◆ YOUR TASK
Copy the material from its start through the line containing "x-tick-label: 15 — [450, 566, 464, 576]", swapping each "bar" for "column" and leaving everything else unchanged.

◆ EXCERPTED DATA
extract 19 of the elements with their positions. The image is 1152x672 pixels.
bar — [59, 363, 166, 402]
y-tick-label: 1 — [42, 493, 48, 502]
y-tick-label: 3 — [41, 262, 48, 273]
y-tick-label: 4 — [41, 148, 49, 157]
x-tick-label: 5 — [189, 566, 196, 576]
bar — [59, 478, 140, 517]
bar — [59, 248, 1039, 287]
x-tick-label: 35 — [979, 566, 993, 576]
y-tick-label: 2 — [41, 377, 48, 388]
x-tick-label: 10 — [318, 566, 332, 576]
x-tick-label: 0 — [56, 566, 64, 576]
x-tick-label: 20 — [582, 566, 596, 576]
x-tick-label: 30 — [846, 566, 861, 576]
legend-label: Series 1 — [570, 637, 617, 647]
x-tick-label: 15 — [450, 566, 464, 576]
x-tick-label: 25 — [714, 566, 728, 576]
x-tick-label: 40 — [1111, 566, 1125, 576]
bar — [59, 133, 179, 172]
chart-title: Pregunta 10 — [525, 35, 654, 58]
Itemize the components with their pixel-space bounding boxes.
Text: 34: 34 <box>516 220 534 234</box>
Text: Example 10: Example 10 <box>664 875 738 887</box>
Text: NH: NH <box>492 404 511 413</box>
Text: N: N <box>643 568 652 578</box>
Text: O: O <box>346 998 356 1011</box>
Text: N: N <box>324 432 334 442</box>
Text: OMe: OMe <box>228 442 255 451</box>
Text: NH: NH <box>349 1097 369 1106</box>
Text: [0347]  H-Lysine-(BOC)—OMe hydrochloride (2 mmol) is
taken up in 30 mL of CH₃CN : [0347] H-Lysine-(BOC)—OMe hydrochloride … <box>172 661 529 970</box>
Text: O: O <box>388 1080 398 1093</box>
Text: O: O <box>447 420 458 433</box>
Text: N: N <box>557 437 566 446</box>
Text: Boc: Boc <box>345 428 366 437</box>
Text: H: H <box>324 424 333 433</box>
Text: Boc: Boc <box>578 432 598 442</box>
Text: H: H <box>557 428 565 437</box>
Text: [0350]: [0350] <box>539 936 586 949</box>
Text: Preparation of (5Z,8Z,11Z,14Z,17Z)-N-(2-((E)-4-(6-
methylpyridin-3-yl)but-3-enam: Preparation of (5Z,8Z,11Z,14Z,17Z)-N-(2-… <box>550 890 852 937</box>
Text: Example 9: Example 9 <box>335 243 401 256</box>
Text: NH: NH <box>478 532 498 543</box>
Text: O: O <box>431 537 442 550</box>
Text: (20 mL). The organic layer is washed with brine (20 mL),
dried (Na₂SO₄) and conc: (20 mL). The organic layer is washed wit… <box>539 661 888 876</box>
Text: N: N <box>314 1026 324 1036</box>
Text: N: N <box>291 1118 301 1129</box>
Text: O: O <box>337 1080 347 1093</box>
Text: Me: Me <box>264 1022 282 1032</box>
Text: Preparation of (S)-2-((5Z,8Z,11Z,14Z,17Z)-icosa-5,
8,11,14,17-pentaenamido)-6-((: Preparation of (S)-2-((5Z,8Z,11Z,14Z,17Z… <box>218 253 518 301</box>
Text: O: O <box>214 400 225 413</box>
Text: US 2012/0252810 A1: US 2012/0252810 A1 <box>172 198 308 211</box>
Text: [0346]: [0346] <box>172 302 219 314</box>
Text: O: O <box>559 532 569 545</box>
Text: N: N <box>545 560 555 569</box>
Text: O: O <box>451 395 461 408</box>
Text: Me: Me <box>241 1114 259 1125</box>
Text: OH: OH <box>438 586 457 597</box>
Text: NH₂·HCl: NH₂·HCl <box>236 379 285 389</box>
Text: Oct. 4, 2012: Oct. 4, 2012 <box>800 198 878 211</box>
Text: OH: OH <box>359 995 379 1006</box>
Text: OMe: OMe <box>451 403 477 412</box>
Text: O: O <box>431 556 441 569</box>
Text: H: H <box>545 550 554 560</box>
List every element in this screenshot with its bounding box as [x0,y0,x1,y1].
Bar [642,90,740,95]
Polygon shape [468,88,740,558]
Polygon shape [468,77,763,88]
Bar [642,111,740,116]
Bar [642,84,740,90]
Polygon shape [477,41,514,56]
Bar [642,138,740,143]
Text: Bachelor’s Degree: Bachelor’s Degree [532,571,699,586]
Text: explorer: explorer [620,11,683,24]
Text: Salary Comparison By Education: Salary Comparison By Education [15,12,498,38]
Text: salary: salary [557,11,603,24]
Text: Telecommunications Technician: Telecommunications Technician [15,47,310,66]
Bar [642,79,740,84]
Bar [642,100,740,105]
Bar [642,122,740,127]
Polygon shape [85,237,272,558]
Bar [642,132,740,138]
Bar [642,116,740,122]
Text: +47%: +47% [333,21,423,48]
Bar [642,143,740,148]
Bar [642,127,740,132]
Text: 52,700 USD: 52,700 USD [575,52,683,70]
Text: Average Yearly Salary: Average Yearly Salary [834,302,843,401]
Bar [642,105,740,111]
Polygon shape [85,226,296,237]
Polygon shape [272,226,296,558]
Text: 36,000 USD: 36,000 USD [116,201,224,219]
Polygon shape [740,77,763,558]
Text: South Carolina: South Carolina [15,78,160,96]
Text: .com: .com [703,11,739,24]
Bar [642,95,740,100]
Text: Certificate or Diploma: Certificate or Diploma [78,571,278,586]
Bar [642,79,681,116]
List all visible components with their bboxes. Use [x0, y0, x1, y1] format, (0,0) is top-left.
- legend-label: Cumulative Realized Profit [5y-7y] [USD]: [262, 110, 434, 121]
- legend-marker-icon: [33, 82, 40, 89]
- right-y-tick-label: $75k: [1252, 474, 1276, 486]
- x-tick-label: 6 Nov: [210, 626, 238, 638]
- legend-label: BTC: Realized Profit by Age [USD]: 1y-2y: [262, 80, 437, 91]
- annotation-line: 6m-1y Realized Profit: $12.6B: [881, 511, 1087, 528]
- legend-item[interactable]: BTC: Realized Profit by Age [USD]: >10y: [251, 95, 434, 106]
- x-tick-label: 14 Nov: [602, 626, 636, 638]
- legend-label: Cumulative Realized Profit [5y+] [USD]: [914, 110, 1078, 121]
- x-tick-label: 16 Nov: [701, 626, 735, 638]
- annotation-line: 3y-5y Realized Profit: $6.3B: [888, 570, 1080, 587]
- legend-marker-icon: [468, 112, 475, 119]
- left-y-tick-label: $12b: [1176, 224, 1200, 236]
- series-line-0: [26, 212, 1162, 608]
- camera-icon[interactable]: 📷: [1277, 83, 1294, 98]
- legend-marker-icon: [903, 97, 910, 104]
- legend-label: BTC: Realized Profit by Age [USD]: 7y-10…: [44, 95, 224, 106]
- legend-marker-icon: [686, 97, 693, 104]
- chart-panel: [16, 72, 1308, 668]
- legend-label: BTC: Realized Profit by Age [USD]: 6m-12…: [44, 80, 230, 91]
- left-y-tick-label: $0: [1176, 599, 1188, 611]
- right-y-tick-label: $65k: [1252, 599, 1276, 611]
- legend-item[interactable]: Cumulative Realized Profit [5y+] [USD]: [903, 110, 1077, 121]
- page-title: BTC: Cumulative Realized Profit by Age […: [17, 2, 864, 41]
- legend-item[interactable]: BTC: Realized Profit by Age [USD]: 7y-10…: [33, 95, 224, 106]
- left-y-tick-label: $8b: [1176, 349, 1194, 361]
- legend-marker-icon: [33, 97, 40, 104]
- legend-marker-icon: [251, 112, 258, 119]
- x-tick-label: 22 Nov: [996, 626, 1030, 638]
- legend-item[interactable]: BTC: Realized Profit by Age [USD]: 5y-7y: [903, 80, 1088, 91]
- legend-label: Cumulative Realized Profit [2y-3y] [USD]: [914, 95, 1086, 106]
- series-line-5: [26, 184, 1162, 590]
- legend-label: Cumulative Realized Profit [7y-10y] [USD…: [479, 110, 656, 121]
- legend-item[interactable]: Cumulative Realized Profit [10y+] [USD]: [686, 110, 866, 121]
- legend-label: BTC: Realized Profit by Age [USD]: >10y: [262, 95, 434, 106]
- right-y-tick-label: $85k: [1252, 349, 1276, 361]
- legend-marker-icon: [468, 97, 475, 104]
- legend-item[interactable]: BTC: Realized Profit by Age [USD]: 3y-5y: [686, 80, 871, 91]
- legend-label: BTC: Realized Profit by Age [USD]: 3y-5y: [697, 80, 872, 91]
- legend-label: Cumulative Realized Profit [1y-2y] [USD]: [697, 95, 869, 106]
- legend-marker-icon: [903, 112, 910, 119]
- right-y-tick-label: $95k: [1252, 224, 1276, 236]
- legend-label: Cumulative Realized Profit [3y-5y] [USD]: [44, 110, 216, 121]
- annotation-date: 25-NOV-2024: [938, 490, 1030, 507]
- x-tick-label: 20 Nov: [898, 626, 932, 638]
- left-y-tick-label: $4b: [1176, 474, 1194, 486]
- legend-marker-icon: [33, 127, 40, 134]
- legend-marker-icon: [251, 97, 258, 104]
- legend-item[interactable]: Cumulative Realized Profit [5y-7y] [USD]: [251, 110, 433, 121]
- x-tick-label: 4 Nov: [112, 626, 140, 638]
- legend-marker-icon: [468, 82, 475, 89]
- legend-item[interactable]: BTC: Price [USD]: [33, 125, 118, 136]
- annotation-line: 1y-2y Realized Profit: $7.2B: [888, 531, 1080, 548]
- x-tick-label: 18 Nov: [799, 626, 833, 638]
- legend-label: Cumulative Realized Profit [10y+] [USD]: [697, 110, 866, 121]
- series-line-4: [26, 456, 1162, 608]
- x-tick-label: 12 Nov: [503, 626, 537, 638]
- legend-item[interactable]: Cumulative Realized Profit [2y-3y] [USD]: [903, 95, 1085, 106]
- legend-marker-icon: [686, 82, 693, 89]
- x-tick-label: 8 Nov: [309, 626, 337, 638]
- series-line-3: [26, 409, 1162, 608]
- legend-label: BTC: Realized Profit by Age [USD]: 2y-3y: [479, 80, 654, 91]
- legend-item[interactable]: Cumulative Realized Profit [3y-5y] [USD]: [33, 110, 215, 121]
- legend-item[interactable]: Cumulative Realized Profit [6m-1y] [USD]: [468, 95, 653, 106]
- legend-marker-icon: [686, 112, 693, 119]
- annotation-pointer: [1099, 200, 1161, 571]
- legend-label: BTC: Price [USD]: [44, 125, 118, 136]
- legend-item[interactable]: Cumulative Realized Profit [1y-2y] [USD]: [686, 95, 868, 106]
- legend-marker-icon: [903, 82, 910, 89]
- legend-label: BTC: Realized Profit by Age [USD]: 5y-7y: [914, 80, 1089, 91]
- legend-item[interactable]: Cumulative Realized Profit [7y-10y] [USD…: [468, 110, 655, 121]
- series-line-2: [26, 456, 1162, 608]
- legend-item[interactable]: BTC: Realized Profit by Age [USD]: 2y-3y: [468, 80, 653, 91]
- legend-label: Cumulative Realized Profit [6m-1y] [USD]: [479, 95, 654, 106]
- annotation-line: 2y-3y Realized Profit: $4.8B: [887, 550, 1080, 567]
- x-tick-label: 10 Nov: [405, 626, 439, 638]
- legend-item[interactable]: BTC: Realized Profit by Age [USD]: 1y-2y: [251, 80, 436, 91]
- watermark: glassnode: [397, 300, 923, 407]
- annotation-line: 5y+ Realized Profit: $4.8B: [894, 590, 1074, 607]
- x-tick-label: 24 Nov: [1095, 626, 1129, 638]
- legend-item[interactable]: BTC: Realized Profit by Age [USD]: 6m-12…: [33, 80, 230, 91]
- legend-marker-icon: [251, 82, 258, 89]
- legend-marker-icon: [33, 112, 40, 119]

◆ RESULT OF THIS EXERCISE
extract 19 of the elements with their positions. The image is 1152x672 pixels.
column — [59, 363, 166, 402]
y-tick-label: 1 — [42, 493, 48, 502]
y-tick-label: 3 — [41, 262, 48, 273]
y-tick-label: 4 — [41, 148, 49, 157]
x-tick-label: 5 — [189, 566, 196, 576]
column — [59, 478, 140, 517]
column — [59, 248, 1039, 287]
x-tick-label: 35 — [979, 566, 993, 576]
y-tick-label: 2 — [41, 377, 48, 388]
x-tick-label: 10 — [318, 566, 332, 576]
x-tick-label: 0 — [56, 566, 64, 576]
x-tick-label: 20 — [582, 566, 596, 576]
x-tick-label: 30 — [846, 566, 861, 576]
legend-label: Series 1 — [570, 637, 617, 647]
x-tick-label: 15 — [450, 566, 464, 576]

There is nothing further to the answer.